--- START MATERIAL SUPPLIED ---
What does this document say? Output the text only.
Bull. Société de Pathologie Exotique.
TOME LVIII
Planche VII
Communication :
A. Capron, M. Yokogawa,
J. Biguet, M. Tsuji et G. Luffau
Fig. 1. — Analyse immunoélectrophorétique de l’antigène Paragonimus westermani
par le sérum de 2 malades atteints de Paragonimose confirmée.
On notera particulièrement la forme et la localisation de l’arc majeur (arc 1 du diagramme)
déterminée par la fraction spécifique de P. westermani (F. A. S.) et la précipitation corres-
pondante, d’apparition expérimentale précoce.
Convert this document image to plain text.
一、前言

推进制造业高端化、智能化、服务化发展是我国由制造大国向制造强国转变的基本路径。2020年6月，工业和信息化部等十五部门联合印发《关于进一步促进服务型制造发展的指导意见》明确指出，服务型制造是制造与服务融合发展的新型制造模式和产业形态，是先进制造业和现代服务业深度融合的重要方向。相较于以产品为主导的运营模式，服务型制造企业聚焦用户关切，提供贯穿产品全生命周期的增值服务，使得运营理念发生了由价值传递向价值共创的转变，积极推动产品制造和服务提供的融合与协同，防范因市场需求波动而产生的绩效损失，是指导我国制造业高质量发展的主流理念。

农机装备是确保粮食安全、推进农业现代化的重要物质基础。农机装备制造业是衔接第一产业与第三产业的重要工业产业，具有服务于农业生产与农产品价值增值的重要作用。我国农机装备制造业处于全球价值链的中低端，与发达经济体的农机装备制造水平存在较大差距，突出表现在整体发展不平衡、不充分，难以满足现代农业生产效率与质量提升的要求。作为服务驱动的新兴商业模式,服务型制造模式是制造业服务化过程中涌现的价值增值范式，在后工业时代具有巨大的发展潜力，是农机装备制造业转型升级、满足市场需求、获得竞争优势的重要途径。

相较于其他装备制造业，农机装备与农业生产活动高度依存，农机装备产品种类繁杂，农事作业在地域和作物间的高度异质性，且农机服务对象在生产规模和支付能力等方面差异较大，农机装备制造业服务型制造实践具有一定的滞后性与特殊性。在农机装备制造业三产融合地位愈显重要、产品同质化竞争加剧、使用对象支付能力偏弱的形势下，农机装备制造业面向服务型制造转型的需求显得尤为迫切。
--- END MATERIAL SUPPLIED ---
## DIRECTION
How many lines of the entries above hold the string "this"? Reply with the number alone.

## OUTPUT
2